## SUPPLIED DATA
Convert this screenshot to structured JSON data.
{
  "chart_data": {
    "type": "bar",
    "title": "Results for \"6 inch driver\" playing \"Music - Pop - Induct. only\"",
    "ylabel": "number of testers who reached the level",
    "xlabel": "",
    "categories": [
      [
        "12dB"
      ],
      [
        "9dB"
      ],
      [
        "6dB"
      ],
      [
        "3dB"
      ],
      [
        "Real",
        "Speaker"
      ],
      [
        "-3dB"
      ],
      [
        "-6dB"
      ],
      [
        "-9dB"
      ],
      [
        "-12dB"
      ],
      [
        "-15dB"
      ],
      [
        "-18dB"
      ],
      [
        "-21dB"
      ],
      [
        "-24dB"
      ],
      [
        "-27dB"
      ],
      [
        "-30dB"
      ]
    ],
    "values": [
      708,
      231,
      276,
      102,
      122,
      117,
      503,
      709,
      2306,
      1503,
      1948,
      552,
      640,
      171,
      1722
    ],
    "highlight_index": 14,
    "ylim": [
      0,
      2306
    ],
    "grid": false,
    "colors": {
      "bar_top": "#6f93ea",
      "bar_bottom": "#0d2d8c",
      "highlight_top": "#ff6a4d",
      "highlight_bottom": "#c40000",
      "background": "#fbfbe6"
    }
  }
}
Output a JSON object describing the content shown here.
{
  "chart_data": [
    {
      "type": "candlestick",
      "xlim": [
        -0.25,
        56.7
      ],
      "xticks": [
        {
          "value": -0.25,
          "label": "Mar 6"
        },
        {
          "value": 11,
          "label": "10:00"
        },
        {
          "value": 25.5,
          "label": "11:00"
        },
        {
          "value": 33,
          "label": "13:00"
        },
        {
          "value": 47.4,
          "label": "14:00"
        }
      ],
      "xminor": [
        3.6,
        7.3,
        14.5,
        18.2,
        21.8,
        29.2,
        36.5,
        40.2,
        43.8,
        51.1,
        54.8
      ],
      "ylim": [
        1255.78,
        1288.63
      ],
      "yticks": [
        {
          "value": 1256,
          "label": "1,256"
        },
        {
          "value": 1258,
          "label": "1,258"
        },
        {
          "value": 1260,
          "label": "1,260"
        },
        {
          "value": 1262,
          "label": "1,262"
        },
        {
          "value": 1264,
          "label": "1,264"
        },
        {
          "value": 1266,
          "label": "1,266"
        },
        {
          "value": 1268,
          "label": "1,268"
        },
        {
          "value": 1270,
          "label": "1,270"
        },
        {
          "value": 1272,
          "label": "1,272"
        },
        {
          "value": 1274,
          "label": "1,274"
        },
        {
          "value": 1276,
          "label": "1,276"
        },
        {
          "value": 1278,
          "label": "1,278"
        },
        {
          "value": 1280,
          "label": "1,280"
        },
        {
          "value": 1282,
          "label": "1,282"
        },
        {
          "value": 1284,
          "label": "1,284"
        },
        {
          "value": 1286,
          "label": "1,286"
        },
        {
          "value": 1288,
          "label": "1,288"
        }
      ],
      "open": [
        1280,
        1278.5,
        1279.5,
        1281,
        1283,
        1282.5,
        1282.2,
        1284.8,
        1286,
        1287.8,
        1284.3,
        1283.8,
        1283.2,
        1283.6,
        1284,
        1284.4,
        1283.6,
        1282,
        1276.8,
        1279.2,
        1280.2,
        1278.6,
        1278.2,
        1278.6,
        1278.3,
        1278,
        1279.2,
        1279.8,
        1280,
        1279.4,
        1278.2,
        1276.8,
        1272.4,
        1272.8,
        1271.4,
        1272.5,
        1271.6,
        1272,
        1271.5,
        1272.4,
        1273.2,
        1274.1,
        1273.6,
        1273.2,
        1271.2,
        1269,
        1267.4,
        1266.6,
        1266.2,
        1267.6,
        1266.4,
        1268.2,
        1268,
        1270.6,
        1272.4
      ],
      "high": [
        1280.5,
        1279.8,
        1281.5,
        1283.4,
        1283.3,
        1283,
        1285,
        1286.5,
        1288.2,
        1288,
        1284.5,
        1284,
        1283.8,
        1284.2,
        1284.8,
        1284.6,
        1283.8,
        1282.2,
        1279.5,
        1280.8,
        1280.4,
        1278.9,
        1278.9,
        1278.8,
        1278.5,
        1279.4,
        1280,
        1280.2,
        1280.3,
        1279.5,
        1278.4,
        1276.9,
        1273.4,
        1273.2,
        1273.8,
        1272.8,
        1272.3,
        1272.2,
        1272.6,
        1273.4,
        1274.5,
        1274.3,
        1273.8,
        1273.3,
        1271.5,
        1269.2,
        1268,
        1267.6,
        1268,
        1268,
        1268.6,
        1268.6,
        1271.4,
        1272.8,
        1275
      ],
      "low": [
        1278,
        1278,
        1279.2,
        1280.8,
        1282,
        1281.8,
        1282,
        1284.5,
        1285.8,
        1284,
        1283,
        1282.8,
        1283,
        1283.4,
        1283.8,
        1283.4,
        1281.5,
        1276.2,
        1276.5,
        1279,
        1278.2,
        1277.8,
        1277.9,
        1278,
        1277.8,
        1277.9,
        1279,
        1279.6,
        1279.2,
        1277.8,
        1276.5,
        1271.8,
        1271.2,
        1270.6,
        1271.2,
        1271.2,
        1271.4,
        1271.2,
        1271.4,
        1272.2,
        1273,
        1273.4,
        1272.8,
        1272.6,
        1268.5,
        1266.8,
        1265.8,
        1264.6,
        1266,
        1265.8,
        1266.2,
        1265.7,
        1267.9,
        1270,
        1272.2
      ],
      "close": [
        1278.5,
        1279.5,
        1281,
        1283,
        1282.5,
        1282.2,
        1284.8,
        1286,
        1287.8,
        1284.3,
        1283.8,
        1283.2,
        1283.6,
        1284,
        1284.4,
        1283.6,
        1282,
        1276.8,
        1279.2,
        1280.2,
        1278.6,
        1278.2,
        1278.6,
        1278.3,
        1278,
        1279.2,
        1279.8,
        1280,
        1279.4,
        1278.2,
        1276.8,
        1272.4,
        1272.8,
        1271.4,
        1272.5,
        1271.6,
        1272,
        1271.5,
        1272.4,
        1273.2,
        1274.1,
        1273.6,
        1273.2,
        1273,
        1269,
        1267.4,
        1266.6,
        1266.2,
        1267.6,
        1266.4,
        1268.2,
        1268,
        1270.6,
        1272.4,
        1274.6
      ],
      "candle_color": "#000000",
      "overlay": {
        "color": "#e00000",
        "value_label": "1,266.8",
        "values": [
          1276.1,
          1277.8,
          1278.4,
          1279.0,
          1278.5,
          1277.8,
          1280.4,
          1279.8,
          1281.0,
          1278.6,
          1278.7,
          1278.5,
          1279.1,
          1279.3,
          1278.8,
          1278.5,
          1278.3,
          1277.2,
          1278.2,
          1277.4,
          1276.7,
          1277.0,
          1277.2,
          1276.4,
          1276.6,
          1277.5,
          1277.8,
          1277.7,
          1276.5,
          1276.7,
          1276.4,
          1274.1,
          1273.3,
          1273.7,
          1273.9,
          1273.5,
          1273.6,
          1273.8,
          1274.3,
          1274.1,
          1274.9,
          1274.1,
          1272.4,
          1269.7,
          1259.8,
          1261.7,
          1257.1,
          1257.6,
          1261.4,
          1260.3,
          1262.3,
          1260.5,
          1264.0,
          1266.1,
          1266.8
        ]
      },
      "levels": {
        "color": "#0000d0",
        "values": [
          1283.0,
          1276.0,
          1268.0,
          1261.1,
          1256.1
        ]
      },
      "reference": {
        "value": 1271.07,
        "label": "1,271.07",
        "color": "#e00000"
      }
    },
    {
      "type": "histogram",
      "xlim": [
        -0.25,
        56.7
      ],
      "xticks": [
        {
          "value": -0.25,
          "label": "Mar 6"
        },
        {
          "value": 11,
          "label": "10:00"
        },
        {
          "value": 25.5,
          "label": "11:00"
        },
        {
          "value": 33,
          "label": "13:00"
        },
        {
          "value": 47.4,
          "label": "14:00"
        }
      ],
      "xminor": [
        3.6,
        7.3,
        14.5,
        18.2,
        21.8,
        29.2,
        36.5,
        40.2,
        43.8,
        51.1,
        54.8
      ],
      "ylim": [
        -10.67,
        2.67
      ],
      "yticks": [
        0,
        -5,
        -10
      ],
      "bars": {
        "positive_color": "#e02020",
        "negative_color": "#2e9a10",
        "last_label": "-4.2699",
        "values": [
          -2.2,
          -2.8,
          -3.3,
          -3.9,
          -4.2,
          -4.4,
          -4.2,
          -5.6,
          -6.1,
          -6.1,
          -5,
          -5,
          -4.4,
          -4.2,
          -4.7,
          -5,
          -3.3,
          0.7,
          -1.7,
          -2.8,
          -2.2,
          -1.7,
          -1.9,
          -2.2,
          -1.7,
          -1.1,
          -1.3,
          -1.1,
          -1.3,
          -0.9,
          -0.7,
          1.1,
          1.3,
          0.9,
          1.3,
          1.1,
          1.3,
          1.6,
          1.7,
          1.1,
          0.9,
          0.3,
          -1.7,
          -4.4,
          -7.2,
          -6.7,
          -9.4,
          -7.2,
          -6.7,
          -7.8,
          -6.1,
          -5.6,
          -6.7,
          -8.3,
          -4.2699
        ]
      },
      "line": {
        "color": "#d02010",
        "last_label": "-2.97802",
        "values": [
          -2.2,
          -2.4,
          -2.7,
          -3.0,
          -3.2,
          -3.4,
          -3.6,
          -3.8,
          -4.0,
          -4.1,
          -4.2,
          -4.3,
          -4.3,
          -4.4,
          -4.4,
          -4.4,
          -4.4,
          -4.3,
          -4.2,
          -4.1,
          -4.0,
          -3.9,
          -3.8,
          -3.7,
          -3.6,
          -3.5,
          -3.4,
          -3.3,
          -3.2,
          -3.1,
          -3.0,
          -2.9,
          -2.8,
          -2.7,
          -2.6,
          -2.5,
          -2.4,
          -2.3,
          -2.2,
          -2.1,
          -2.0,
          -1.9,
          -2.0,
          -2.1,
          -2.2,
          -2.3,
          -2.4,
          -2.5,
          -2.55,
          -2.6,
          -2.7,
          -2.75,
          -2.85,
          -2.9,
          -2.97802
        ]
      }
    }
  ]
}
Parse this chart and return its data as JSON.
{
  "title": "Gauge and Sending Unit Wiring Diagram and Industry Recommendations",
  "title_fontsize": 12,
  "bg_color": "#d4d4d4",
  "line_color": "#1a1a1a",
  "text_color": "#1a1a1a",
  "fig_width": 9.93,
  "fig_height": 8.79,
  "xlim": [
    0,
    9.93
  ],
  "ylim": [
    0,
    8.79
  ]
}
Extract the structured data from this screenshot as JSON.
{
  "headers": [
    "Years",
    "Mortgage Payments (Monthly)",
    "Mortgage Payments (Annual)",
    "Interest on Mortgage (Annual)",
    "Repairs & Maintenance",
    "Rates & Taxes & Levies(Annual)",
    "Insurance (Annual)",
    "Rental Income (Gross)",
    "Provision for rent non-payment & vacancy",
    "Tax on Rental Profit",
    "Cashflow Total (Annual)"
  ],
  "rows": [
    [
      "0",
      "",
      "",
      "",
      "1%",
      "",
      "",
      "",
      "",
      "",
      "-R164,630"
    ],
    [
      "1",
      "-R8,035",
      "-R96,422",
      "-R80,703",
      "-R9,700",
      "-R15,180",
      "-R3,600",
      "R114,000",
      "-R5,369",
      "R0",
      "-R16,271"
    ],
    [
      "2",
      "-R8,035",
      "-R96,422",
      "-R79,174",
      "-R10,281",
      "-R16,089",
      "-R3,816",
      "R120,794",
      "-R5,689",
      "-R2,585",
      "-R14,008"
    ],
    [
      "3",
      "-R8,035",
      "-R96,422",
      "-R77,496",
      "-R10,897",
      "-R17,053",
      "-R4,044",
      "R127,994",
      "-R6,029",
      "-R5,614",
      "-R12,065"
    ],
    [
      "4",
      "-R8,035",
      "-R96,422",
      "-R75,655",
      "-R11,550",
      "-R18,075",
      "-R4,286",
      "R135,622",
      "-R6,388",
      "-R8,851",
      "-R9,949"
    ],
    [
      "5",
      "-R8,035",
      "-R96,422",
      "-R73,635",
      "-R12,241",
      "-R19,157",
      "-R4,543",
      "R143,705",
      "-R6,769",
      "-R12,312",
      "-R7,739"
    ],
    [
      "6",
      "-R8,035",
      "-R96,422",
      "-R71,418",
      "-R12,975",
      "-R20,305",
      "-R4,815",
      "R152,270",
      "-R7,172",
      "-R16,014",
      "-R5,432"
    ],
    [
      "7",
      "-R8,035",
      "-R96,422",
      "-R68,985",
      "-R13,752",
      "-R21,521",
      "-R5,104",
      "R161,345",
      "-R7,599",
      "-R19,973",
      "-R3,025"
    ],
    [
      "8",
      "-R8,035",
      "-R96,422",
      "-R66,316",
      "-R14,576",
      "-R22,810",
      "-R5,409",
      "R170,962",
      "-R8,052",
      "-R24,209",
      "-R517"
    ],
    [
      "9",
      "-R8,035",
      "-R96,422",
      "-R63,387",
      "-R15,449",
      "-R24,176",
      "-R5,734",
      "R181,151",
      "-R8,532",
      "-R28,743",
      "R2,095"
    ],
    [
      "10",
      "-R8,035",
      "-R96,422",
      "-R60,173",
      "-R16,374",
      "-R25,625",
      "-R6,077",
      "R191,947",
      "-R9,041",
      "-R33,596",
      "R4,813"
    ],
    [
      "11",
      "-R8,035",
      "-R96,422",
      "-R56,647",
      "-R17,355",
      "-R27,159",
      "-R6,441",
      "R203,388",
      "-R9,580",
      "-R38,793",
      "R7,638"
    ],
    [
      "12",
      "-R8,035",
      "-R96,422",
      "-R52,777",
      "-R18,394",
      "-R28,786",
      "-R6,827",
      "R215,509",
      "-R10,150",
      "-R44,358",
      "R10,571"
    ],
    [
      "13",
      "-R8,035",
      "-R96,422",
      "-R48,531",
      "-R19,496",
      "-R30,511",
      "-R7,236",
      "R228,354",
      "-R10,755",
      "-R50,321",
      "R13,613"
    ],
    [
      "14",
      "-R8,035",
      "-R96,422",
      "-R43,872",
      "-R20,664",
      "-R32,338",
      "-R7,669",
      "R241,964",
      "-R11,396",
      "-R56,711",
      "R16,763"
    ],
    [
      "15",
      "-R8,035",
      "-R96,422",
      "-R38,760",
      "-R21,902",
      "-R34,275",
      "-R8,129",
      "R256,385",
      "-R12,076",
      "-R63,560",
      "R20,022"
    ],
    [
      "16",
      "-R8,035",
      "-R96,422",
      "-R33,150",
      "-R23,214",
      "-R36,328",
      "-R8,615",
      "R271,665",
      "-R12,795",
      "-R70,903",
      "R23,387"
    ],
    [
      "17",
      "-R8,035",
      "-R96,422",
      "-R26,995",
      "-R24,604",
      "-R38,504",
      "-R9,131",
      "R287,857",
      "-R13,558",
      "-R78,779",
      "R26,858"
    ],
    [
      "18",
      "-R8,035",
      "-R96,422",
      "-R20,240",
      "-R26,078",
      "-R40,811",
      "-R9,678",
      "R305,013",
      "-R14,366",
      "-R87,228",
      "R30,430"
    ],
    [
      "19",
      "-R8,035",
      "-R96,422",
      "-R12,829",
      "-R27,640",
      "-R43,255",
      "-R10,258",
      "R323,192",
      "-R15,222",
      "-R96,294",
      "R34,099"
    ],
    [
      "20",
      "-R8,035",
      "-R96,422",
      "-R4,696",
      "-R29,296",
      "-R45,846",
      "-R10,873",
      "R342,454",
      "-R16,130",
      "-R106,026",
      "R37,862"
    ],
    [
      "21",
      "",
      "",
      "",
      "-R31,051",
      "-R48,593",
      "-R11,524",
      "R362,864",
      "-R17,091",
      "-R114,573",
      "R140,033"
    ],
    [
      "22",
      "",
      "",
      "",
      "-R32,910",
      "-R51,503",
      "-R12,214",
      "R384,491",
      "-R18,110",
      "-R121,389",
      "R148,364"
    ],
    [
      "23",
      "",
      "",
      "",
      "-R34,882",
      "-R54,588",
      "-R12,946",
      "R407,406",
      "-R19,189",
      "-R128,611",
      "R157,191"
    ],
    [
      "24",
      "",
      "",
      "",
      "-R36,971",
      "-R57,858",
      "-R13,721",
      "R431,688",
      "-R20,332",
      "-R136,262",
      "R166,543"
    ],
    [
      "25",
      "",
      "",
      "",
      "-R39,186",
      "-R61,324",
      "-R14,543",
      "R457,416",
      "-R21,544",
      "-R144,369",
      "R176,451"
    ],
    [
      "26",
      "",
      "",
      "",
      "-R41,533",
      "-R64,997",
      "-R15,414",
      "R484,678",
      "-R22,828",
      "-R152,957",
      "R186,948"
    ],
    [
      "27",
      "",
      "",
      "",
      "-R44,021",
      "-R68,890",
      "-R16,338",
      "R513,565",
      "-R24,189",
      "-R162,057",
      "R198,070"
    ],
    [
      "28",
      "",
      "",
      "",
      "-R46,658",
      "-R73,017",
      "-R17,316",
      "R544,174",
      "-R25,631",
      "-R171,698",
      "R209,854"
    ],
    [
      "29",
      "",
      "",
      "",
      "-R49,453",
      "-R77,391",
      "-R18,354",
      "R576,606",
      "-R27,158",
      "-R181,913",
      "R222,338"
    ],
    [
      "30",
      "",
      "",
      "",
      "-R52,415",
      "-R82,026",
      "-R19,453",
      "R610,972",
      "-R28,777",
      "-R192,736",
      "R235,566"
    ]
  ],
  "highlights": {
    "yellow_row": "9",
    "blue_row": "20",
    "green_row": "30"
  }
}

## PROBLEM STATEMENT
Pull out all lines from the listing that contain the string "this".

## OUTPUT BELOW
Convert this screenshot to structured JSON data.
Parse this chart and return its data as JSON.
Extract the structured data from this screenshot as JSON.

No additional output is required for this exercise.